■ **Problem to solve**
Every line that holds "senior" should be shown.
____
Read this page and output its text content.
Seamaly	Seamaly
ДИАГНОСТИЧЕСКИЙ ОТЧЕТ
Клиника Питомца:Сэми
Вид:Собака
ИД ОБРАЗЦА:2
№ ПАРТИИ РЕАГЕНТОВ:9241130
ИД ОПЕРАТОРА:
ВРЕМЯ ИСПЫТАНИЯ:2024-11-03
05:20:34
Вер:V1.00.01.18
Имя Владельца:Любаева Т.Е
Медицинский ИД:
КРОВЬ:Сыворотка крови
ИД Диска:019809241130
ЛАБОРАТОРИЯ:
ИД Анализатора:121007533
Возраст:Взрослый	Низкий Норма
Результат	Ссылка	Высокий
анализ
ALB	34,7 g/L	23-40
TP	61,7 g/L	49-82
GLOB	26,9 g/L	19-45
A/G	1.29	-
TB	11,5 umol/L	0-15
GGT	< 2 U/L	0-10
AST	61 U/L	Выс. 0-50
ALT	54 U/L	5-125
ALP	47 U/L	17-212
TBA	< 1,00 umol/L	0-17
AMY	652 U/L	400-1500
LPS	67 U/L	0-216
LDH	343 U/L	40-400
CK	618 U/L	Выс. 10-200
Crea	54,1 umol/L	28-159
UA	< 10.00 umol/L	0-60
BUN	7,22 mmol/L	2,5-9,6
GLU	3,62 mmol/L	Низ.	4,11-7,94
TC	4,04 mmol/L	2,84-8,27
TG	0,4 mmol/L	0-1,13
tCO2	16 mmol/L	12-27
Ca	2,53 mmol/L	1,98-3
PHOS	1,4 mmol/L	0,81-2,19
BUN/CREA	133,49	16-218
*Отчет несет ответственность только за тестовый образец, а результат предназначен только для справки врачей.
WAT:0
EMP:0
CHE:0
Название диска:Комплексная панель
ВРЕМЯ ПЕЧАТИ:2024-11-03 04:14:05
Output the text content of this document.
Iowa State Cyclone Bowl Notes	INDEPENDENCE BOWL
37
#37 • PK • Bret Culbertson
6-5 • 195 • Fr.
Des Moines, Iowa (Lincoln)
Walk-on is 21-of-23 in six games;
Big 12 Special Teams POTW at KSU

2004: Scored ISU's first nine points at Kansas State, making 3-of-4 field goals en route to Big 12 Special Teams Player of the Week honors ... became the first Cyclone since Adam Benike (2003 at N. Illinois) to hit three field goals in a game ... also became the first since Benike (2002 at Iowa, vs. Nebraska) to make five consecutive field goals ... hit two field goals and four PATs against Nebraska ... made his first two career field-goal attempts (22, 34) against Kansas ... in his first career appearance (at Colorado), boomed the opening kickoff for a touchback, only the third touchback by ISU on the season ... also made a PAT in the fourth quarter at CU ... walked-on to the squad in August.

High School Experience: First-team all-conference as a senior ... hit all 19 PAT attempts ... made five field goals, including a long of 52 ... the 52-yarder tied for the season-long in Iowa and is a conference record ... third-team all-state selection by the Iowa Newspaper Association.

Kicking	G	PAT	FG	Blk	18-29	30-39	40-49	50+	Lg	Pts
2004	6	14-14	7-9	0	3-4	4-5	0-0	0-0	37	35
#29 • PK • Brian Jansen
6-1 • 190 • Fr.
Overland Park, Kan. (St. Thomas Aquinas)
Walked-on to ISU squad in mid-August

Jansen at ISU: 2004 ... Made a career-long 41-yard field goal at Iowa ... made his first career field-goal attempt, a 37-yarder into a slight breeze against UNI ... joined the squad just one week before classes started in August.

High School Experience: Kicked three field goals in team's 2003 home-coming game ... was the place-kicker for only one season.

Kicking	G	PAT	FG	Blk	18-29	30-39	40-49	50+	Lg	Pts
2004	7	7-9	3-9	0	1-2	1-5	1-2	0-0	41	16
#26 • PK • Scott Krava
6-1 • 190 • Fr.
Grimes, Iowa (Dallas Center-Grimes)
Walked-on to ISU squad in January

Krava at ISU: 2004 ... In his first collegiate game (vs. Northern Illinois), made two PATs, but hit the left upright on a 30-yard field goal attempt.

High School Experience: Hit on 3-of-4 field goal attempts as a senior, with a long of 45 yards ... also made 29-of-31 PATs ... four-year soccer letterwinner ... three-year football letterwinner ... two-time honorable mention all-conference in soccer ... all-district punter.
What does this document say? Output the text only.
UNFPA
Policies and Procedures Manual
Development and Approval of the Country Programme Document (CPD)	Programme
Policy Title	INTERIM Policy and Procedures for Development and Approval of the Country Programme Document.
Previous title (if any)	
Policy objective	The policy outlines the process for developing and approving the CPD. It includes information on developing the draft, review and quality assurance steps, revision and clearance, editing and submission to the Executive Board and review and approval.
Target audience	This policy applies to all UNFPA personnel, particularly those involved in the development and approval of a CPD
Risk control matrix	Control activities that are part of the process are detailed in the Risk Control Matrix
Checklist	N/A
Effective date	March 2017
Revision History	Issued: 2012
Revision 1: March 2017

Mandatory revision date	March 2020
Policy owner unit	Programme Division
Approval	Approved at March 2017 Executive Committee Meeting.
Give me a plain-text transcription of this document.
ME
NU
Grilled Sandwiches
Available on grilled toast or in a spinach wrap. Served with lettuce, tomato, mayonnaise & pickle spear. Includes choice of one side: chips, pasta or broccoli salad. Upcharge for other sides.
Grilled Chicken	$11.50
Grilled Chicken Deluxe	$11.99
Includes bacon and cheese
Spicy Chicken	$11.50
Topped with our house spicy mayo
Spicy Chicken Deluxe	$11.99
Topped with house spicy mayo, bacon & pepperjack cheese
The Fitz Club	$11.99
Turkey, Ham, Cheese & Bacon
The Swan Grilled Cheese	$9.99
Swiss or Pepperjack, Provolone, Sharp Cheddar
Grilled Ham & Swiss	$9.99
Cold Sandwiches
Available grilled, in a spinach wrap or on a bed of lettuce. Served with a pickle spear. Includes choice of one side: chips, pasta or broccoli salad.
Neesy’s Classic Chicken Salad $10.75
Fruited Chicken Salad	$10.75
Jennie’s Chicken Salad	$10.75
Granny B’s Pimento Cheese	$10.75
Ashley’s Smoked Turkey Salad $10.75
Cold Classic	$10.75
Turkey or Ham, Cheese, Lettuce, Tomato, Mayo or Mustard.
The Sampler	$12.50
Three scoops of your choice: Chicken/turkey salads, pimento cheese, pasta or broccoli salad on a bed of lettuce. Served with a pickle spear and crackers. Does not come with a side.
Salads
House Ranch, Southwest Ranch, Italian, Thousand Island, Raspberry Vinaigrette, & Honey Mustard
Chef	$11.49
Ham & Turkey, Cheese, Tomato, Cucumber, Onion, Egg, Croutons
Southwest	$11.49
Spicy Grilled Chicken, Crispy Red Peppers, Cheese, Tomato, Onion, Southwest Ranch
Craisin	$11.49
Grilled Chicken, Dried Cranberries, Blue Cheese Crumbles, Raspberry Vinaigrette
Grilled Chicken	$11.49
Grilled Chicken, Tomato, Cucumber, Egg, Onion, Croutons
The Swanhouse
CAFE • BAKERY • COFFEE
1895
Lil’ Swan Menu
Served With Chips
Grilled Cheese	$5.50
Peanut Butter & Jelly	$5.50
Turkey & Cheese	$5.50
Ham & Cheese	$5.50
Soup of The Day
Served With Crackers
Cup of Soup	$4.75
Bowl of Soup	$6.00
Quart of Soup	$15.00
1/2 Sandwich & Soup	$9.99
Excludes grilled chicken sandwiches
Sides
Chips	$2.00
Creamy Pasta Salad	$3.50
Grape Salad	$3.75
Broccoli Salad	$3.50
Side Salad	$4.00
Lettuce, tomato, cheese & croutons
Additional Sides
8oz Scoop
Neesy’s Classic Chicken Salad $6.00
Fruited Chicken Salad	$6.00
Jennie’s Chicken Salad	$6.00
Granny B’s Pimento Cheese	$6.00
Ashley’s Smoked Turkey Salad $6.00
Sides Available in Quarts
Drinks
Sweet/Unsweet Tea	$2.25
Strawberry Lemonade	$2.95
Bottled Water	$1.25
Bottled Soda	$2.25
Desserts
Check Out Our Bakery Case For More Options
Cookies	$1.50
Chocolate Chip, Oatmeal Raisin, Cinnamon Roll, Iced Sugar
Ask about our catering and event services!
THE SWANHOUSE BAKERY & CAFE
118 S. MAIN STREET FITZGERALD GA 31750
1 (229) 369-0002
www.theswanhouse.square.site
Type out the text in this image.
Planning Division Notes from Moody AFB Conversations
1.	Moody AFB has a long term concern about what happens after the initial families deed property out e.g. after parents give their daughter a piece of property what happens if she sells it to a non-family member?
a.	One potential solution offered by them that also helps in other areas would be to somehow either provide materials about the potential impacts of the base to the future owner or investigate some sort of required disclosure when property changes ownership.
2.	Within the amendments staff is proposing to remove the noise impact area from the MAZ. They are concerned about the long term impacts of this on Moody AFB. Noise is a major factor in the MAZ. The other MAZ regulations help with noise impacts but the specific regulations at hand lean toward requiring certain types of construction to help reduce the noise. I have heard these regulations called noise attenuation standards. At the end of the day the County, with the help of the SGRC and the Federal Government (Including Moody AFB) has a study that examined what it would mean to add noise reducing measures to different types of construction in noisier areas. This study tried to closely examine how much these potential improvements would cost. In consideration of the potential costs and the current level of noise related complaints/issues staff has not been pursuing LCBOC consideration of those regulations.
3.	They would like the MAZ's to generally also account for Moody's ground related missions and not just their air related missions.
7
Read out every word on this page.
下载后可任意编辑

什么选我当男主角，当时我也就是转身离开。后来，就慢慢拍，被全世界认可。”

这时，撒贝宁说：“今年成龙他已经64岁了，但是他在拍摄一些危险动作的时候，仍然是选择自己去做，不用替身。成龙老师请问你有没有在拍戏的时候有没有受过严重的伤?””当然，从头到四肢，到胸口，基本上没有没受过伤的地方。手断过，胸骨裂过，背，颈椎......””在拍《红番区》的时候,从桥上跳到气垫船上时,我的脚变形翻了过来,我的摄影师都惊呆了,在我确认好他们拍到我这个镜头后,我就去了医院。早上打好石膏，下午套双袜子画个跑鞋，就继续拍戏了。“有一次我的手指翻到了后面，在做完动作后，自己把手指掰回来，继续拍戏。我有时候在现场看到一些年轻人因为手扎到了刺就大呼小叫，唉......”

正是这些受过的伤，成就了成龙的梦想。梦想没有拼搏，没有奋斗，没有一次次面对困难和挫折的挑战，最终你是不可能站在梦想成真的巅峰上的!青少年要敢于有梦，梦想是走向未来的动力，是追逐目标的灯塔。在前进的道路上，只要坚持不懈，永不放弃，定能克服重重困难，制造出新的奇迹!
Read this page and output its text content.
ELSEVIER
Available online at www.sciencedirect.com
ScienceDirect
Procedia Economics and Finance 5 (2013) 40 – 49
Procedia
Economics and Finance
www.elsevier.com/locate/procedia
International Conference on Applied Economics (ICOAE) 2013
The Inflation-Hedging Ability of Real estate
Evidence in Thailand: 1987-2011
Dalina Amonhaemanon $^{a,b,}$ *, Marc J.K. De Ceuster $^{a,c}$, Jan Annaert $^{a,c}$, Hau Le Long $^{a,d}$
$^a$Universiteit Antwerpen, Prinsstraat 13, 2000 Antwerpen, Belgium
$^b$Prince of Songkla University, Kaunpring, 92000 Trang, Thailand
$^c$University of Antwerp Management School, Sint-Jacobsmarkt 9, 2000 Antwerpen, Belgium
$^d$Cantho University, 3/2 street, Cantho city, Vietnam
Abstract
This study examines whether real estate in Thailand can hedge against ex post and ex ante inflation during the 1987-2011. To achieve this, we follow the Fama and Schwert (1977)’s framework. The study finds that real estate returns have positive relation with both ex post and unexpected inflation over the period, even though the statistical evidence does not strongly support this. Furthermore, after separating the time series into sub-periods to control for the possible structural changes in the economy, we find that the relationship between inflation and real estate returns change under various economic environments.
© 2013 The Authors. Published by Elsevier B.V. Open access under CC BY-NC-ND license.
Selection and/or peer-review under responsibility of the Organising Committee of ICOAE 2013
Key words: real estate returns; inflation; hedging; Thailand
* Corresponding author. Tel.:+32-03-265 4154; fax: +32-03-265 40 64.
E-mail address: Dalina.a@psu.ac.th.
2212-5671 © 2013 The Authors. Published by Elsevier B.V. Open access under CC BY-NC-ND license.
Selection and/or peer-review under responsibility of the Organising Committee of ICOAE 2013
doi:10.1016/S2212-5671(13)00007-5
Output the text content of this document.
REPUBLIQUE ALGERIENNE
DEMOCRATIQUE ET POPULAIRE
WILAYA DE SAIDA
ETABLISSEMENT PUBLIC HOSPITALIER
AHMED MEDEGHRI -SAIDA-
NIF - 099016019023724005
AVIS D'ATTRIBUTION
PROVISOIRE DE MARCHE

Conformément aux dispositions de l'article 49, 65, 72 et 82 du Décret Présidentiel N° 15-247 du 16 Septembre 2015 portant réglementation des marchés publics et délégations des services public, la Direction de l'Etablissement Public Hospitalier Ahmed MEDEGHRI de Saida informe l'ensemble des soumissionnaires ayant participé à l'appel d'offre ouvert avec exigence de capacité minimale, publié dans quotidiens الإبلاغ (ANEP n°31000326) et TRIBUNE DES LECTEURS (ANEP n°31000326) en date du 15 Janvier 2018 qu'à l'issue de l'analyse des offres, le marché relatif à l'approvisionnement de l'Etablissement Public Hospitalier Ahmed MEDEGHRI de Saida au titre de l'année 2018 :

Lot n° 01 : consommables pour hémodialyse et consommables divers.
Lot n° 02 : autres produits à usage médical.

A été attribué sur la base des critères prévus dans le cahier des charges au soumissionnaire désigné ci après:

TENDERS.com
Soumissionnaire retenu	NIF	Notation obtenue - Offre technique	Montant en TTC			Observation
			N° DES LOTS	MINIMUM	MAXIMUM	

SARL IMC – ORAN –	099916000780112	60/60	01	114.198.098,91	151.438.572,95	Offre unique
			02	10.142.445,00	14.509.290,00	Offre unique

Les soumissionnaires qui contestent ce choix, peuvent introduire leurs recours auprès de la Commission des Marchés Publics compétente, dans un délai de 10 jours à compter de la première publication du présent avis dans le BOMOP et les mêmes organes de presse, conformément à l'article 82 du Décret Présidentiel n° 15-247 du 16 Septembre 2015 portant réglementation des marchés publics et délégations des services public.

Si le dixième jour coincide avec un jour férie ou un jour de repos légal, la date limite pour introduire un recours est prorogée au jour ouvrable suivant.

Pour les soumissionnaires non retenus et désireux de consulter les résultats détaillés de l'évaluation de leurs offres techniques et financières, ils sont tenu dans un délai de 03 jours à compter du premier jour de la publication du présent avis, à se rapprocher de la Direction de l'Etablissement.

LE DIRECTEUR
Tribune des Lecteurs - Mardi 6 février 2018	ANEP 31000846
____
■ **Task answer**
High School Experience: First-team all-conference as a senior ... hit all 19 PAT attempts ... made five field goals, including a long of 52 ... the 52-yarder tied for the season-long in Iowa and is a conference record ... third-team all-state selection by the Iowa Newspaper Association.
High School Experience: Hit on 3-of-4 field goal attempts as a senior, with a long of 45 yards ... also made 29-of-31 PATs ... four-year soccer letterwinner ... three-year football letterwinner ... two-time honorable mention all-conference in soccer ... all-district punter.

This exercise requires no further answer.